# STATED TASK:
Will you transcribe all the entries word for word, skipping the pictures they hold?

··· ITEMS

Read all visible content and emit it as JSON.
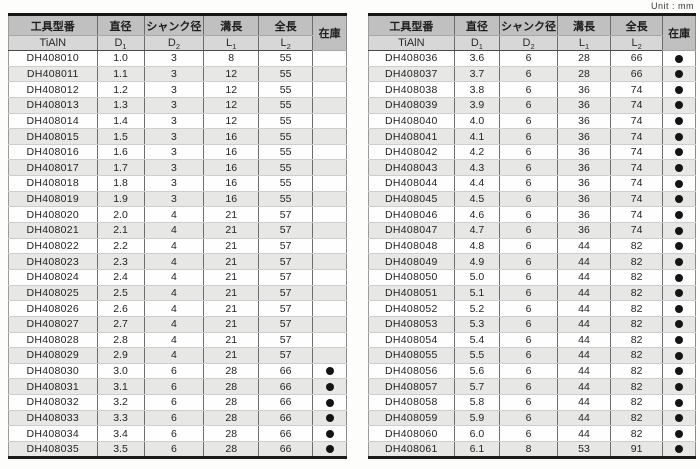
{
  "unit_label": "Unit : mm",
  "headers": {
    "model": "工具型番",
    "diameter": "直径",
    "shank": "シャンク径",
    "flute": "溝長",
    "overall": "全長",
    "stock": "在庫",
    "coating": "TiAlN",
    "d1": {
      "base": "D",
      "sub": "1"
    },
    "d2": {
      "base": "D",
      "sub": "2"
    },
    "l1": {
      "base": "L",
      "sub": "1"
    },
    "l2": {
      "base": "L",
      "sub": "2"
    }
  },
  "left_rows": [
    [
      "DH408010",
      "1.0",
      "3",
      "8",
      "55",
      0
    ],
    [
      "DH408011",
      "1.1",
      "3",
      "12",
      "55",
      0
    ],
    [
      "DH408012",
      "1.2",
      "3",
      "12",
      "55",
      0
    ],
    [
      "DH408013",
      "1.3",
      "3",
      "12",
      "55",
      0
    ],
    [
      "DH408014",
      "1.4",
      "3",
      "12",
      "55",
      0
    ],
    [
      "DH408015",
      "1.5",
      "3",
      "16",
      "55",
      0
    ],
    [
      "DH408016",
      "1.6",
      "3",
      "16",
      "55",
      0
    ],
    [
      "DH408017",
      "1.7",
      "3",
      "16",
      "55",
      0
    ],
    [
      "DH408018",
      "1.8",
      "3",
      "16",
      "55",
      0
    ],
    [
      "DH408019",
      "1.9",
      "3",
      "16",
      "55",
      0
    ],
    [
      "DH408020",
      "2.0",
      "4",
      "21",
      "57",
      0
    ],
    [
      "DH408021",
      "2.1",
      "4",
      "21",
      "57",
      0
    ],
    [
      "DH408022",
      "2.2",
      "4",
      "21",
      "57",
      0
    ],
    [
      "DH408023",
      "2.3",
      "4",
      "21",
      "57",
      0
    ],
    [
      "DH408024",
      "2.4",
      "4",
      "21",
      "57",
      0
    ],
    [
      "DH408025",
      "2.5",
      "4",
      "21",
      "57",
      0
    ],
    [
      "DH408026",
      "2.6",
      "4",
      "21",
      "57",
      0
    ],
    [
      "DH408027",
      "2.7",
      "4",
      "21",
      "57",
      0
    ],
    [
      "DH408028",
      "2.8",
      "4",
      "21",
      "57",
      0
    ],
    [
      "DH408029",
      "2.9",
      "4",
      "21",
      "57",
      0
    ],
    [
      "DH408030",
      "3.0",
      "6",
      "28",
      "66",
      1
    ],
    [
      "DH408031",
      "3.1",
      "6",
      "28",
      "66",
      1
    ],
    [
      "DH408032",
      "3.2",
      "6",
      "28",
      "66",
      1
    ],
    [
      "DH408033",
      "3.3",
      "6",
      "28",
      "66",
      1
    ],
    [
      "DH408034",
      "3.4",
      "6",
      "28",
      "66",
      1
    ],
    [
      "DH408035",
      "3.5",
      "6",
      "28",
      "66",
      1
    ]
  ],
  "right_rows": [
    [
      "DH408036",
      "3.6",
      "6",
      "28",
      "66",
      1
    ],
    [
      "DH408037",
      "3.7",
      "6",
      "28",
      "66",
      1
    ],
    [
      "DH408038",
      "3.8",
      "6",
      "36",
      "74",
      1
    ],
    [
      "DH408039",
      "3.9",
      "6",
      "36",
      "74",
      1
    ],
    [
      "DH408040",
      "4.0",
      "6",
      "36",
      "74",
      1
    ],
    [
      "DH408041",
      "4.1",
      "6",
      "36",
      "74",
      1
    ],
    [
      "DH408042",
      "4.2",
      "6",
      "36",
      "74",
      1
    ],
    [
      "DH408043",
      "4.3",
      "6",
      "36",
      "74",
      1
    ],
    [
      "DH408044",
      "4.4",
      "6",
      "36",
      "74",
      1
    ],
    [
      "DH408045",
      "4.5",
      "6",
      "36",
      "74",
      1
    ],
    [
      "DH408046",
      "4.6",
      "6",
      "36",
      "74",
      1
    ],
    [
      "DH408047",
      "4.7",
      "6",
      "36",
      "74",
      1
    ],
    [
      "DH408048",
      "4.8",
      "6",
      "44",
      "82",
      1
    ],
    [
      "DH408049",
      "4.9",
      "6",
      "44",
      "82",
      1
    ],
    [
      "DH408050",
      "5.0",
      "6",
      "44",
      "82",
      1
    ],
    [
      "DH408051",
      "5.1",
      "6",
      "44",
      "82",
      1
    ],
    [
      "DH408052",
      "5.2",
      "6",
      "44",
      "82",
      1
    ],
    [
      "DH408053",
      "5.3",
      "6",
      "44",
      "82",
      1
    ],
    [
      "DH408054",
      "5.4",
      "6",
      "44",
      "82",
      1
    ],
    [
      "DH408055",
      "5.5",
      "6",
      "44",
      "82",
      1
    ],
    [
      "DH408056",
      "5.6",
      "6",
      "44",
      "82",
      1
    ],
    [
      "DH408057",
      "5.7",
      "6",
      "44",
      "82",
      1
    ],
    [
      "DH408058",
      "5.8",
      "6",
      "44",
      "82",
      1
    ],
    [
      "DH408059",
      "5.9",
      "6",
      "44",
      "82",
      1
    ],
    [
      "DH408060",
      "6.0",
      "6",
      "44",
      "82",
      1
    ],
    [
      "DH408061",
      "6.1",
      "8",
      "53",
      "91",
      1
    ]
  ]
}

······

# WRITTEN SOLUTION:
Read all visible content and emit it as JSON.
{
  "unit_label": "Unit : mm",
  "headers": {
    "model": "工具型番",
    "diameter": "直径",
    "shank": "シャンク径",
    "flute": "溝長",
    "overall": "全長",
    "stock": "在庫",
    "coating": "TiAlN",
    "d1": {
      "base": "D",
      "sub": "1"
    },
    "d2": {
      "base": "D",
      "sub": "2"
    },
    "l1": {
      "base": "L",
      "sub": "1"
    },
    "l2": {
      "base": "L",
      "sub": "2"
    }
  },
  "left_rows": [
    [
      "DH408010",
      "1.0",
      "3",
      "8",
      "55",
      0
    ],
    [
      "DH408011",
      "1.1",
      "3",
      "12",
      "55",
      0
    ],
    [
      "DH408012",
      "1.2",
      "3",
      "12",
      "55",
      0
    ],
    [
      "DH408013",
      "1.3",
      "3",
      "12",
      "55",
      0
    ],
    [
      "DH408014",
      "1.4",
      "3",
      "12",
      "55",
      0
    ],
    [
      "DH408015",
      "1.5",
      "3",
      "16",
      "55",
      0
    ],
    [
      "DH408016",
      "1.6",
      "3",
      "16",
      "55",
      0
    ],
    [
      "DH408017",
      "1.7",
      "3",
      "16",
      "55",
      0
    ],
    [
      "DH408018",
      "1.8",
      "3",
      "16",
      "55",
      0
    ],
    [
      "DH408019",
      "1.9",
      "3",
      "16",
      "55",
      0
    ],
    [
      "DH408020",
      "2.0",
      "4",
      "21",
      "57",
      0
    ],
    [
      "DH408021",
      "2.1",
      "4",
      "21",
      "57",
      0
    ],
    [
      "DH408022",
      "2.2",
      "4",
      "21",
      "57",
      0
    ],
    [
      "DH408023",
      "2.3",
      "4",
      "21",
      "57",
      0
    ],
    [
      "DH408024",
      "2.4",
      "4",
      "21",
      "57",
      0
    ],
    [
      "DH408025",
      "2.5",
      "4",
      "21",
      "57",
      0
    ],
    [
      "DH408026",
      "2.6",
      "4",
      "21",
      "57",
      0
    ],
    [
      "DH408027",
      "2.7",
      "4",
      "21",
      "57",
      0
    ],
    [
      "DH408028",
      "2.8",
      "4",
      "21",
      "57",
      0
    ],
    [
      "DH408029",
      "2.9",
      "4",
      "21",
      "57",
      0
    ],
    [
      "DH408030",
      "3.0",
      "6",
      "28",
      "66",
      1
    ],
    [
      "DH408031",
      "3.1",
      "6",
      "28",
      "66",
      1
    ],
    [
      "DH408032",
      "3.2",
      "6",
      "28",
      "66",
      1
    ],
    [
      "DH408033",
      "3.3",
      "6",
      "28",
      "66",
      1
    ],
    [
      "DH408034",
      "3.4",
      "6",
      "28",
      "66",
      1
    ],
    [
      "DH408035",
      "3.5",
      "6",
      "28",
      "66",
      1
    ]
  ],
  "right_rows": [
    [
      "DH408036",
      "3.6",
      "6",
      "28",
      "66",
      1
    ],
    [
      "DH408037",
      "3.7",
      "6",
      "28",
      "66",
      1
    ],
    [
      "DH408038",
      "3.8",
      "6",
      "36",
      "74",
      1
    ],
    [
      "DH408039",
      "3.9",
      "6",
      "36",
      "74",
      1
    ],
    [
      "DH408040",
      "4.0",
      "6",
      "36",
      "74",
      1
    ],
    [
      "DH408041",
      "4.1",
      "6",
      "36",
      "74",
      1
    ],
    [
      "DH408042",
      "4.2",
      "6",
      "36",
      "74",
      1
    ],
    [
      "DH408043",
      "4.3",
      "6",
      "36",
      "74",
      1
    ],
    [
      "DH408044",
      "4.4",
      "6",
      "36",
      "74",
      1
    ],
    [
      "DH408045",
      "4.5",
      "6",
      "36",
      "74",
      1
    ],
    [
      "DH408046",
      "4.6",
      "6",
      "36",
      "74",
      1
    ],
    [
      "DH408047",
      "4.7",
      "6",
      "36",
      "74",
      1
    ],
    [
      "DH408048",
      "4.8",
      "6",
      "44",
      "82",
      1
    ],
    [
      "DH408049",
      "4.9",
      "6",
      "44",
      "82",
      1
    ],
    [
      "DH408050",
      "5.0",
      "6",
      "44",
      "82",
      1
    ],
    [
      "DH408051",
      "5.1",
      "6",
      "44",
      "82",
      1
    ],
    [
      "DH408052",
      "5.2",
      "6",
      "44",
      "82",
      1
    ],
    [
      "DH408053",
      "5.3",
      "6",
      "44",
      "82",
      1
    ],
    [
      "DH408054",
      "5.4",
      "6",
      "44",
      "82",
      1
    ],
    [
      "DH408055",
      "5.5",
      "6",
      "44",
      "82",
      1
    ],
    [
      "DH408056",
      "5.6",
      "6",
      "44",
      "82",
      1
    ],
    [
      "DH408057",
      "5.7",
      "6",
      "44",
      "82",
      1
    ],
    [
      "DH408058",
      "5.8",
      "6",
      "44",
      "82",
      1
    ],
    [
      "DH408059",
      "5.9",
      "6",
      "44",
      "82",
      1
    ],
    [
      "DH408060",
      "6.0",
      "6",
      "44",
      "82",
      1
    ],
    [
      "DH408061",
      "6.1",
      "8",
      "53",
      "91",
      1
    ]
  ]
}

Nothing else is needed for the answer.